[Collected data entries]

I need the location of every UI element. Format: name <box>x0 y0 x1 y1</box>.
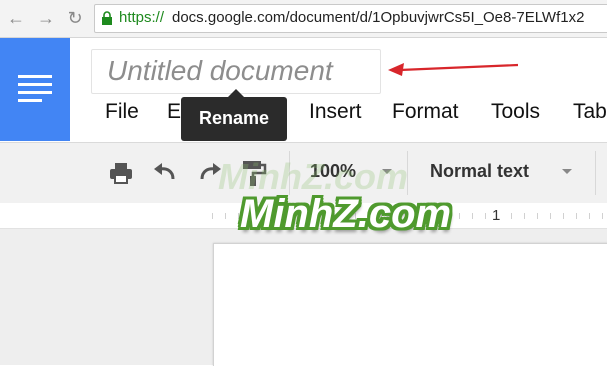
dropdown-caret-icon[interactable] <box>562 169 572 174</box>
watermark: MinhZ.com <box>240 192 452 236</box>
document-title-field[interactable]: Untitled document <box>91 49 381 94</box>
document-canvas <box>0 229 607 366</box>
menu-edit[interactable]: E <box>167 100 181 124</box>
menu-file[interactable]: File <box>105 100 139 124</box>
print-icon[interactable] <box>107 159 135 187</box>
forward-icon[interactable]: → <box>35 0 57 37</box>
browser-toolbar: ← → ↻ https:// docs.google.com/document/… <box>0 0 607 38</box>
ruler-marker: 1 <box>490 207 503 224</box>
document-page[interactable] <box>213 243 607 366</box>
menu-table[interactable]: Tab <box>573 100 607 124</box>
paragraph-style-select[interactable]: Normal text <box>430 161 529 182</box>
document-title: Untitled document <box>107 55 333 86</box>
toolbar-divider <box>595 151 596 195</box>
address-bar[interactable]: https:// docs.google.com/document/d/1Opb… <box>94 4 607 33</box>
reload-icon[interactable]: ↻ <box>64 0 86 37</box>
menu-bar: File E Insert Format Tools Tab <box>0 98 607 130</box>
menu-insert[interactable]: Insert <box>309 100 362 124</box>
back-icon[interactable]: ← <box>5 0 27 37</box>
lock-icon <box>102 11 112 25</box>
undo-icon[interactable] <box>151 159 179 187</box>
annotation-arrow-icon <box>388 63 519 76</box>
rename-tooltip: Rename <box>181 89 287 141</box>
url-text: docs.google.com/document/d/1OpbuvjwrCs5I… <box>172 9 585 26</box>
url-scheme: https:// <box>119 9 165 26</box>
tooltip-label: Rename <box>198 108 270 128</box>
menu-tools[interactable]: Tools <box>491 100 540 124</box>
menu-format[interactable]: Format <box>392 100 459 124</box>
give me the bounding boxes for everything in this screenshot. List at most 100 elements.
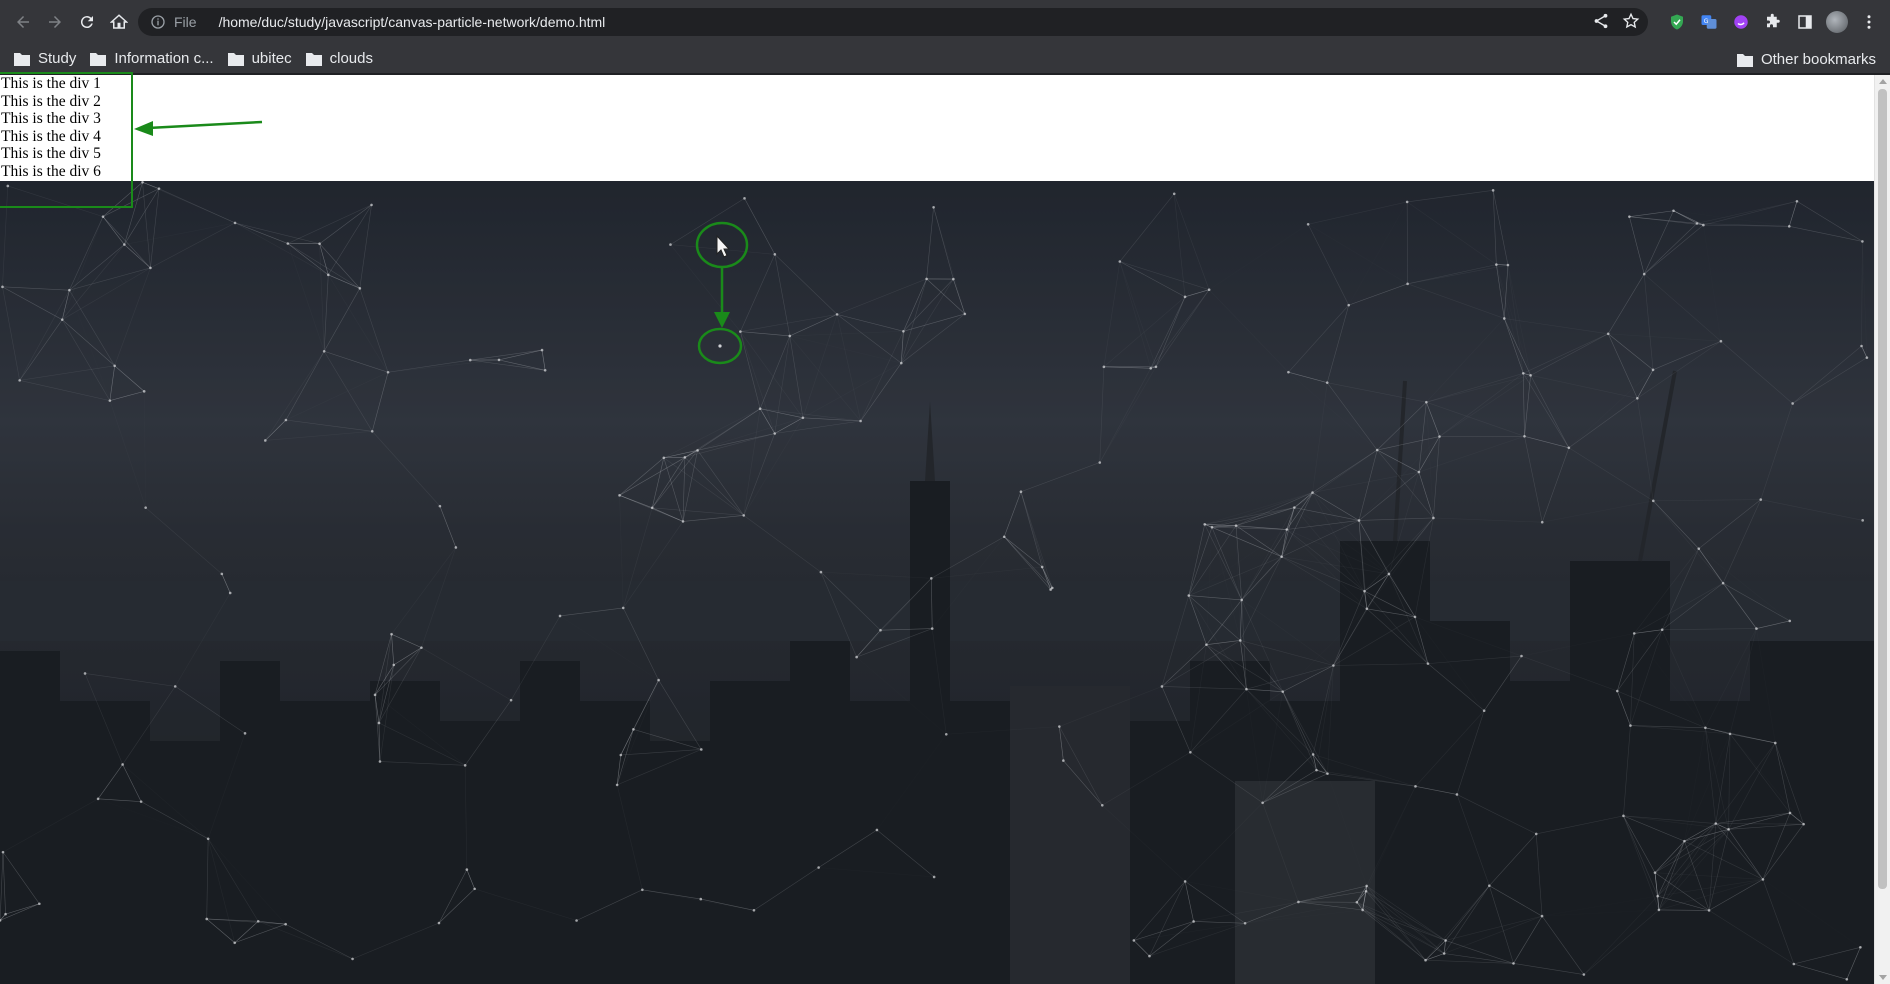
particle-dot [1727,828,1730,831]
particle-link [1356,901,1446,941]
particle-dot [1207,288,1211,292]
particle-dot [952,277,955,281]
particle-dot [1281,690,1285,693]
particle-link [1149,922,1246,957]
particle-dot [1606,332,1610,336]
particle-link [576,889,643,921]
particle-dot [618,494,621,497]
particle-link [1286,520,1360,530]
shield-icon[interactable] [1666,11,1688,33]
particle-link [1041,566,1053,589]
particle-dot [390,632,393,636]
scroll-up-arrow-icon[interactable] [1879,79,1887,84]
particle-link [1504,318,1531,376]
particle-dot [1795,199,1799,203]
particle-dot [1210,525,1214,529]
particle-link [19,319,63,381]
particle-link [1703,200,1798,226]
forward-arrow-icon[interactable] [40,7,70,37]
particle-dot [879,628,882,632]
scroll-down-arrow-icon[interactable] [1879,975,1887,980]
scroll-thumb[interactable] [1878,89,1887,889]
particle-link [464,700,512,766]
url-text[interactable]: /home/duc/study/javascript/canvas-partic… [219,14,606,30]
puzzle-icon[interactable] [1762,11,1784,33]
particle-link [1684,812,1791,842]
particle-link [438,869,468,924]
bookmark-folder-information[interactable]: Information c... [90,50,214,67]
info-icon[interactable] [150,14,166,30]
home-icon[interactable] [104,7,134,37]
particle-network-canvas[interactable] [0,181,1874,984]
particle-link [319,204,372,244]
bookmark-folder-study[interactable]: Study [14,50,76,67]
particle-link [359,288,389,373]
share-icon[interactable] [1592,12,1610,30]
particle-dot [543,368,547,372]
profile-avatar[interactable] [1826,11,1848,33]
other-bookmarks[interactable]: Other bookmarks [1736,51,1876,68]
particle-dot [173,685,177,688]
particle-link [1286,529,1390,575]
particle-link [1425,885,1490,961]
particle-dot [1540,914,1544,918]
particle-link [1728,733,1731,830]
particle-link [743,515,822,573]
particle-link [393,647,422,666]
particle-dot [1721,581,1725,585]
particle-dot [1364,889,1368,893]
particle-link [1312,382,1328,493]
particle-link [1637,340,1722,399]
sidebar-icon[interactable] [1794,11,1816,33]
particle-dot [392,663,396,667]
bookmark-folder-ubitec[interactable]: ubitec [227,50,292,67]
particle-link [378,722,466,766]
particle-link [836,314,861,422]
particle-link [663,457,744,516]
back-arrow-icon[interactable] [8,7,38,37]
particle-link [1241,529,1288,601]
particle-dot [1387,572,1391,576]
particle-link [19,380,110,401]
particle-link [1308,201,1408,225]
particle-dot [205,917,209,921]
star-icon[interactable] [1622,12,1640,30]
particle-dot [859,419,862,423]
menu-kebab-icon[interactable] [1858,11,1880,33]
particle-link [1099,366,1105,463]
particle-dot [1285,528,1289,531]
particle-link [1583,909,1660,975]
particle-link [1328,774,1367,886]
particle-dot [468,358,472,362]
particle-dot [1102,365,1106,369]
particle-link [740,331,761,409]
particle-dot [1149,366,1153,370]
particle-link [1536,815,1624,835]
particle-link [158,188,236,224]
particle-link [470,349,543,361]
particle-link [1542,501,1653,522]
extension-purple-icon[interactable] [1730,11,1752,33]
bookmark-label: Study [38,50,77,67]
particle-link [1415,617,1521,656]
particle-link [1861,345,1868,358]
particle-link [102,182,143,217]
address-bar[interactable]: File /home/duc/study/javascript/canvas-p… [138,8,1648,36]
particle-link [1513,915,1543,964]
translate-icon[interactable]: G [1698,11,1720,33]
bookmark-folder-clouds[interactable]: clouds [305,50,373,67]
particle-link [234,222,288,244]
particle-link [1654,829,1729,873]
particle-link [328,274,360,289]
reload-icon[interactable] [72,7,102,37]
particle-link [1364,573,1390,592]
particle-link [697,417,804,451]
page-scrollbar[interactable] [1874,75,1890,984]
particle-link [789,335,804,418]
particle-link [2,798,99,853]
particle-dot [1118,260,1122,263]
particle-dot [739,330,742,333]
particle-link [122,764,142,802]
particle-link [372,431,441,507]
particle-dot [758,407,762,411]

---

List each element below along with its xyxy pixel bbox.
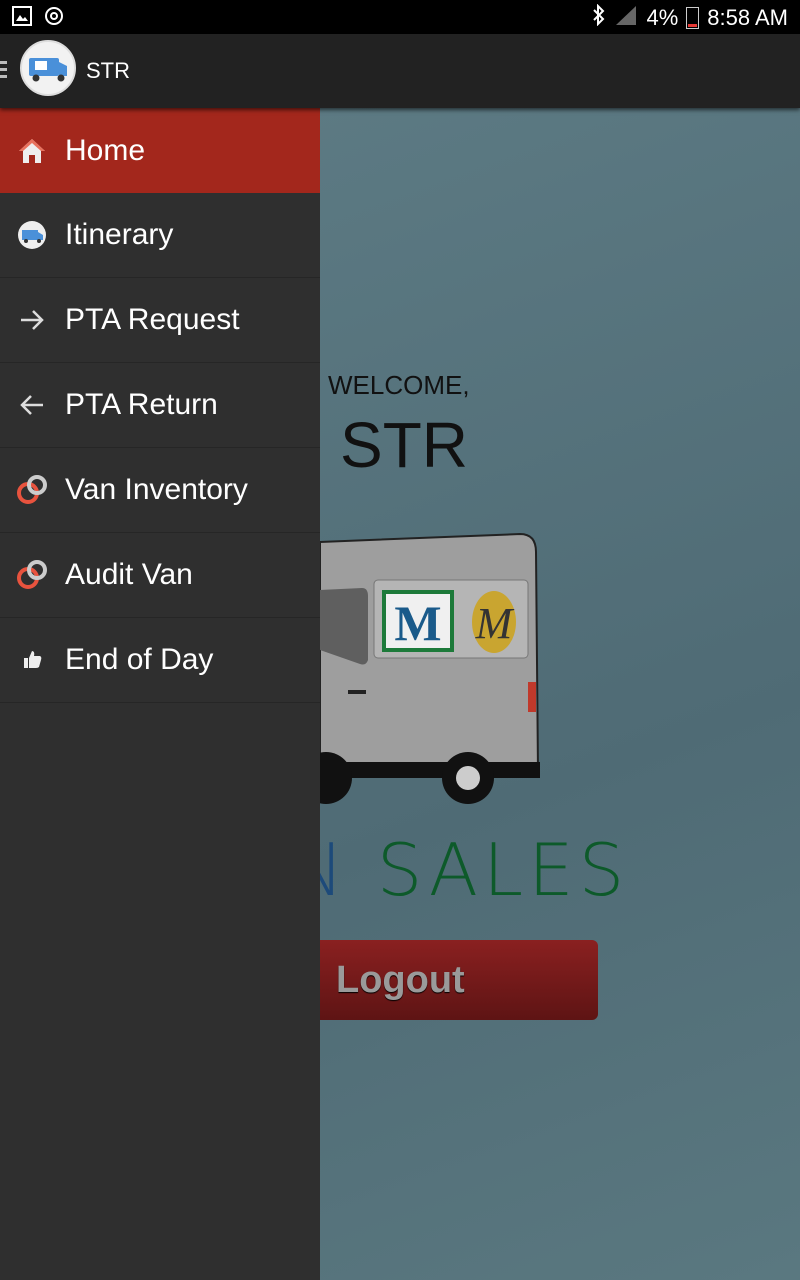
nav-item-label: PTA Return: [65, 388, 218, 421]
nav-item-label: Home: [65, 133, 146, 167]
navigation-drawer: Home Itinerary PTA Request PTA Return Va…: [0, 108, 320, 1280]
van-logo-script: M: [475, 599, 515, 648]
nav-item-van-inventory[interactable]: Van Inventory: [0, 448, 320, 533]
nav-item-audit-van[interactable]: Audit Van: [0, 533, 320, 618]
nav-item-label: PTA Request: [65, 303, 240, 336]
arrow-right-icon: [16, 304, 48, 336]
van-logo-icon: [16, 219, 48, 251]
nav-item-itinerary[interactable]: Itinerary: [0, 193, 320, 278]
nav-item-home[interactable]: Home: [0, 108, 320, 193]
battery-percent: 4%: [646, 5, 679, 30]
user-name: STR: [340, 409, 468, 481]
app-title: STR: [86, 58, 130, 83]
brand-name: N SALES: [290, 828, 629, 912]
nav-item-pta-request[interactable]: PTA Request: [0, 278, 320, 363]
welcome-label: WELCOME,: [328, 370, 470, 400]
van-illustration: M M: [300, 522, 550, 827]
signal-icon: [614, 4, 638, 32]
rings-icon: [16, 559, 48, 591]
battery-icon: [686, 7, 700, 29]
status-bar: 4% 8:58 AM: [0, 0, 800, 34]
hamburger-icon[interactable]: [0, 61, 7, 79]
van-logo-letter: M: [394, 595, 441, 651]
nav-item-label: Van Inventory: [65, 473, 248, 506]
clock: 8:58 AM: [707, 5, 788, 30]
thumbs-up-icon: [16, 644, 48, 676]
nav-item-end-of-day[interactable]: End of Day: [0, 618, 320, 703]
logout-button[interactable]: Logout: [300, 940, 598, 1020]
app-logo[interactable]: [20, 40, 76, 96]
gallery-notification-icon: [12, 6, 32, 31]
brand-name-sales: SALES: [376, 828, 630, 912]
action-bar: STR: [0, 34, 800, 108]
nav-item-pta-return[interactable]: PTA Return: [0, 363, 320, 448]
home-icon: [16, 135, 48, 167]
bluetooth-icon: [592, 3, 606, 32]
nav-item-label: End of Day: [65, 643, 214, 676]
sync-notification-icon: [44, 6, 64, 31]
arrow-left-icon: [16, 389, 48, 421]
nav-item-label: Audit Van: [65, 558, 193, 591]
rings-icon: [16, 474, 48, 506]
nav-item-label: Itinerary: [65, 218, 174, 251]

**Exercise details:**
Copy the lines from the material above without any changes, beginning at the line that contains "particle-dot [1727,828,1730,831]" and ending after the line that contains "scroll-thumb[interactable] [1878,89,1887,889]".

**Task answer:**
particle-dot [1727,828,1730,831]
particle-link [1356,901,1446,941]
particle-dot [1207,288,1211,292]
particle-dot [952,277,955,281]
particle-dot [1281,690,1285,693]
particle-link [1149,922,1246,957]
particle-dot [1606,332,1610,336]
particle-link [576,889,643,921]
particle-dot [618,494,621,497]
particle-link [1286,520,1360,530]
shield-icon[interactable] [1666,11,1688,33]
particle-link [1041,566,1053,589]
particle-dot [390,632,393,636]
scroll-up-arrow-icon[interactable] [1879,79,1887,84]
particle-link [1504,318,1531,376]
particle-dot [1795,199,1799,203]
particle-dot [1210,525,1214,529]
particle-link [19,319,63,381]
particle-link [1703,200,1798,226]
forward-arrow-icon[interactable] [40,7,70,37]
particle-dot [879,628,882,632]
scroll-down-arrow-icon[interactable] [1879,975,1887,980]
scroll-thumb[interactable] [1878,89,1887,889]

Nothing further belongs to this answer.